Copy the material below line for line without changing anything, and leave the pictures out of your copy.

##########

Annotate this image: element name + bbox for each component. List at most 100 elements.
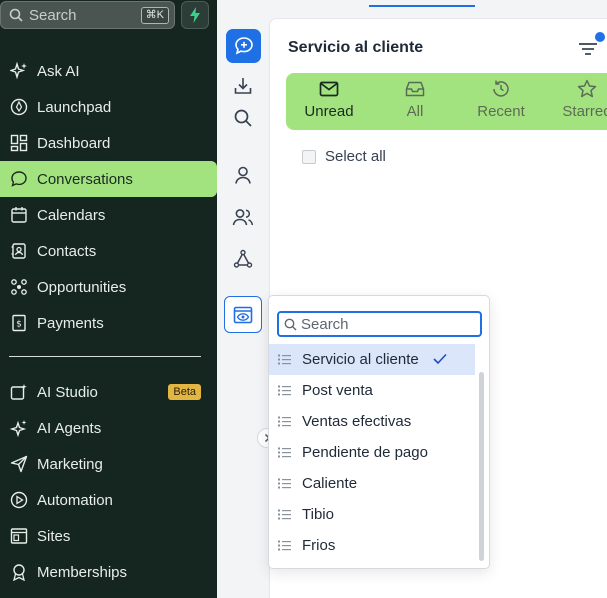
tab-label: Starred [562, 103, 607, 120]
tab-label: All [406, 103, 424, 120]
automation-icon [9, 490, 29, 510]
quick-action-button[interactable] [181, 1, 209, 29]
sidebar-item-memberships[interactable]: Memberships [0, 554, 217, 590]
sidebar-item-label: Payments [37, 314, 104, 332]
dropdown-item-caliente[interactable]: Caliente [269, 468, 475, 499]
sidebar-item-ask-ai[interactable]: Ask AI [0, 53, 217, 89]
calendar-icon [9, 205, 29, 225]
sidebar-item-label: Ask AI [37, 62, 80, 80]
dropdown-search-placeholder: Search [301, 315, 349, 333]
tab-recent[interactable]: Recent [458, 73, 544, 130]
top-strip [217, 0, 607, 9]
rail-search-button[interactable] [229, 104, 257, 132]
shortcut-badge: ⌘K [140, 7, 169, 24]
list-icon [278, 509, 292, 520]
memberships-icon [9, 562, 29, 582]
payments-icon: $ [9, 313, 29, 333]
sidebar-item-calendars[interactable]: Calendars [0, 197, 217, 233]
tab-label: Recent [477, 103, 525, 120]
opportunities-icon [9, 277, 29, 297]
sidebar-item-payments[interactable]: $ Payments [0, 305, 217, 341]
sidebar-item-label: Memberships [37, 563, 128, 581]
inbox-icon [405, 79, 425, 99]
sidebar-item-dashboard[interactable]: Dashboard [0, 125, 217, 161]
dropdown-item-post-venta[interactable]: Post venta [269, 375, 475, 406]
rail-view-button[interactable] [224, 296, 262, 333]
list-icon [278, 540, 292, 551]
chat-plus-icon [234, 37, 253, 55]
sidebar-item-opportunities[interactable]: Opportunities [0, 269, 217, 305]
dropdown-item-label: Caliente [302, 475, 358, 492]
list-icon [278, 354, 292, 365]
list-icon [278, 447, 292, 458]
list-icon [278, 478, 292, 489]
sidebar-item-conversations[interactable]: Conversations [0, 161, 217, 197]
sidebar-item-label: Automation [37, 491, 113, 509]
list-icon [278, 416, 292, 427]
tab-label: Unread [304, 103, 354, 120]
send-icon [9, 454, 29, 474]
select-all-label: Select all [325, 148, 386, 165]
rail-conversations-button[interactable] [226, 29, 261, 63]
tab-all[interactable]: All [372, 73, 458, 130]
mail-icon [319, 79, 339, 99]
dropdown-list: Servicio al cliente Post venta Ventas ef… [269, 344, 475, 561]
rail-contact-button[interactable] [229, 161, 257, 189]
dropdown-search-input[interactable]: Search [277, 311, 482, 337]
lightning-icon [190, 7, 200, 23]
sidebar-item-launchpad[interactable]: Launchpad [0, 89, 217, 125]
checkmark-icon [433, 352, 447, 369]
conversation-tabs: Unread All Recent Starred [286, 73, 607, 130]
dropdown-item-label: Post venta [302, 382, 373, 399]
sidebar-item-ai-agents[interactable]: AI Agents [0, 410, 217, 446]
filter-active-dot [595, 32, 605, 42]
download-icon [234, 78, 252, 94]
dropdown-item-tibio[interactable]: Tibio [269, 499, 475, 530]
dropdown-item-frios[interactable]: Frios [269, 530, 475, 561]
search-icon [284, 318, 297, 330]
sidebar-item-ai-studio[interactable]: AI Studio Beta [0, 374, 217, 410]
search-icon [9, 8, 23, 22]
select-all-checkbox[interactable] [302, 149, 316, 164]
ai-agents-icon [9, 418, 29, 438]
dropdown-item-servicio-al-cliente[interactable]: Servicio al cliente [269, 344, 475, 375]
rail-workflow-button[interactable] [229, 245, 257, 273]
rocket-icon [9, 97, 29, 117]
sidebar-item-marketing[interactable]: Marketing [0, 446, 217, 482]
sparkle-icon [9, 61, 29, 81]
inbox-view-dropdown: Search Servicio al cliente Post venta Ve… [268, 295, 490, 569]
dropdown-scrollbar[interactable] [479, 372, 484, 561]
dropdown-item-ventas-efectivas[interactable]: Ventas efectivas [269, 406, 475, 437]
sidebar-item-label: AI Agents [37, 419, 102, 437]
user-icon [235, 166, 251, 184]
dropdown-item-label: Pendiente de pago [302, 444, 428, 461]
sidebar: Search ⌘K Ask AI Launchpad Dashboard Con… [0, 0, 217, 598]
dropdown-item-label: Frios [302, 537, 336, 554]
filter-button[interactable] [577, 39, 599, 59]
sidebar-divider [9, 356, 201, 357]
sidebar-item-contacts[interactable]: Contacts [0, 233, 217, 269]
sidebar-item-label: Dashboard [37, 134, 111, 152]
sidebar-item-label: Calendars [37, 206, 106, 224]
sidebar-search-placeholder: Search [29, 6, 77, 24]
sidebar-item-sites[interactable]: Sites [0, 518, 217, 554]
rail-team-button[interactable] [229, 203, 257, 231]
tab-unread[interactable]: Unread [286, 73, 372, 130]
dropdown-item-pendiente-de-pago[interactable]: Pendiente de pago [269, 437, 475, 468]
sidebar-item-label: Opportunities [37, 278, 127, 296]
star-icon [577, 79, 597, 99]
conversation-rail [217, 0, 277, 598]
sidebar-item-label: AI Studio [37, 383, 98, 401]
filter-icon [579, 43, 597, 55]
active-tab-indicator [369, 5, 475, 7]
users-icon [232, 209, 254, 226]
tab-starred[interactable]: Starred [544, 73, 607, 130]
dashboard-icon [9, 133, 29, 153]
sidebar-search-input[interactable]: Search ⌘K [0, 1, 175, 29]
chat-bubble-icon [9, 169, 29, 189]
ai-studio-icon [9, 382, 29, 402]
panel-title: Servicio al cliente [288, 39, 424, 56]
sidebar-item-automation[interactable]: Automation [0, 482, 217, 518]
rail-download-button[interactable] [229, 72, 257, 100]
select-all[interactable]: Select all [302, 148, 386, 165]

##########

◆ Output of the task:
Annotate this image: element name + bbox for each component. List at most 100 elements.
tab-label: Starred [562, 103, 607, 120]
tab-label: All [406, 103, 424, 120]
automation-icon [9, 490, 29, 510]
quick-action-button[interactable] [181, 1, 209, 29]
sidebar-item-memberships[interactable]: Memberships [0, 554, 217, 590]
sidebar-item-label: Payments [37, 314, 104, 332]
dropdown-item-caliente[interactable]: Caliente [269, 468, 475, 499]
sidebar-item-ask-ai[interactable]: Ask AI [0, 53, 217, 89]
calendar-icon [9, 205, 29, 225]
sidebar-item-label: Ask AI [37, 62, 80, 80]
dropdown-search-placeholder: Search [301, 315, 349, 333]
tab-recent[interactable]: Recent [458, 73, 544, 130]
top-strip [217, 0, 607, 9]
rail-search-button[interactable] [229, 104, 257, 132]
shortcut-badge: ⌘K [140, 7, 169, 24]
list-icon [278, 509, 292, 520]
memberships-icon [9, 562, 29, 582]
payments-icon: $ [9, 313, 29, 333]
sidebar-item-calendars[interactable]: Calendars [0, 197, 217, 233]
tab-label: Recent [477, 103, 525, 120]
opportunities-icon [9, 277, 29, 297]
sidebar-item-payments[interactable]: $ Payments [0, 305, 217, 341]
sidebar-item-label: Memberships [37, 563, 128, 581]
inbox-icon [405, 79, 425, 99]
sidebar-item-dashboard[interactable]: Dashboard [0, 125, 217, 161]
dropdown-item-post-venta[interactable]: Post venta [269, 375, 475, 406]
rail-view-button[interactable] [224, 296, 262, 333]
list-icon [278, 540, 292, 551]
chat-plus-icon [234, 37, 253, 55]
sidebar-item-opportunities[interactable]: Opportunities [0, 269, 217, 305]
dropdown-item-label: Caliente [302, 475, 358, 492]
list-icon [278, 354, 292, 365]
list-icon [278, 447, 292, 458]
list-icon [278, 478, 292, 489]
sidebar-item-conversations[interactable]: Conversations [0, 161, 217, 197]
sidebar-item-label: Automation [37, 491, 113, 509]
list-icon [278, 416, 292, 427]
tab-label: Unread [304, 103, 354, 120]
send-icon [9, 454, 29, 474]
select-all-label: Select all [325, 148, 386, 165]
rail-conversations-button[interactable] [226, 29, 261, 63]
tab-all[interactable]: All [372, 73, 458, 130]
mail-icon [319, 79, 339, 99]
dropdown-list: Servicio al cliente Post venta Ventas ef… [269, 344, 475, 561]
rail-contact-button[interactable] [229, 161, 257, 189]
dropdown-search-input[interactable]: Search [277, 311, 482, 337]
lightning-icon [190, 7, 200, 23]
sidebar-item-launchpad[interactable]: Launchpad [0, 89, 217, 125]
checkmark-icon [433, 352, 447, 369]
conversation-tabs: Unread All Recent Starred [286, 73, 607, 130]
dropdown-item-label: Post venta [302, 382, 373, 399]
sidebar-item-ai-agents[interactable]: AI Agents [0, 410, 217, 446]
filter-active-dot [595, 32, 605, 42]
download-icon [234, 78, 252, 94]
dropdown-item-tibio[interactable]: Tibio [269, 499, 475, 530]
dropdown-item-frios[interactable]: Frios [269, 530, 475, 561]
search-icon [284, 318, 297, 330]
sidebar-item-ai-studio[interactable]: AI Studio Beta [0, 374, 217, 410]
search-icon [9, 8, 23, 22]
select-all-checkbox[interactable] [302, 149, 316, 164]
ai-agents-icon [9, 418, 29, 438]
dropdown-item-servicio-al-cliente[interactable]: Servicio al cliente [269, 344, 475, 375]
rail-workflow-button[interactable] [229, 245, 257, 273]
rocket-icon [9, 97, 29, 117]
sidebar-item-marketing[interactable]: Marketing [0, 446, 217, 482]
sparkle-icon [9, 61, 29, 81]
inbox-view-dropdown: Search Servicio al cliente Post venta Ve… [268, 295, 490, 569]
dropdown-scrollbar[interactable] [479, 372, 484, 561]
dropdown-item-ventas-efectivas[interactable]: Ventas efectivas [269, 406, 475, 437]
sidebar-item-label: AI Agents [37, 419, 102, 437]
user-icon [235, 166, 251, 184]
dropdown-item-label: Pendiente de pago [302, 444, 428, 461]
sidebar: Search ⌘K Ask AI Launchpad Dashboard Con… [0, 0, 217, 598]
dropdown-item-label: Frios [302, 537, 336, 554]
filter-button[interactable] [577, 39, 599, 59]
sidebar-divider [9, 356, 201, 357]
sidebar-item-contacts[interactable]: Contacts [0, 233, 217, 269]
sidebar-item-label: Dashboard [37, 134, 111, 152]
sidebar-item-label: Calendars [37, 206, 106, 224]
sidebar-search-placeholder: Search [29, 6, 77, 24]
sidebar-item-sites[interactable]: Sites [0, 518, 217, 554]
rail-team-button[interactable] [229, 203, 257, 231]
tab-unread[interactable]: Unread [286, 73, 372, 130]
dropdown-item-pendiente-de-pago[interactable]: Pendiente de pago [269, 437, 475, 468]
sidebar-item-label: Opportunities [37, 278, 127, 296]
star-icon [577, 79, 597, 99]
conversation-rail [217, 0, 277, 598]
sidebar-item-label: AI Studio [37, 383, 98, 401]
filter-icon [579, 43, 597, 55]
active-tab-indicator [369, 5, 475, 7]
users-icon [232, 209, 254, 226]
tab-starred[interactable]: Starred [544, 73, 607, 130]
dashboard-icon [9, 133, 29, 153]
sidebar-search-input[interactable]: Search ⌘K [0, 1, 175, 29]
chat-bubble-icon [9, 169, 29, 189]
ai-studio-icon [9, 382, 29, 402]
panel-title: Servicio al cliente [288, 39, 424, 56]
sidebar-item-automation[interactable]: Automation [0, 482, 217, 518]
rail-download-button[interactable] [229, 72, 257, 100]
select-all[interactable]: Select all [302, 148, 386, 165]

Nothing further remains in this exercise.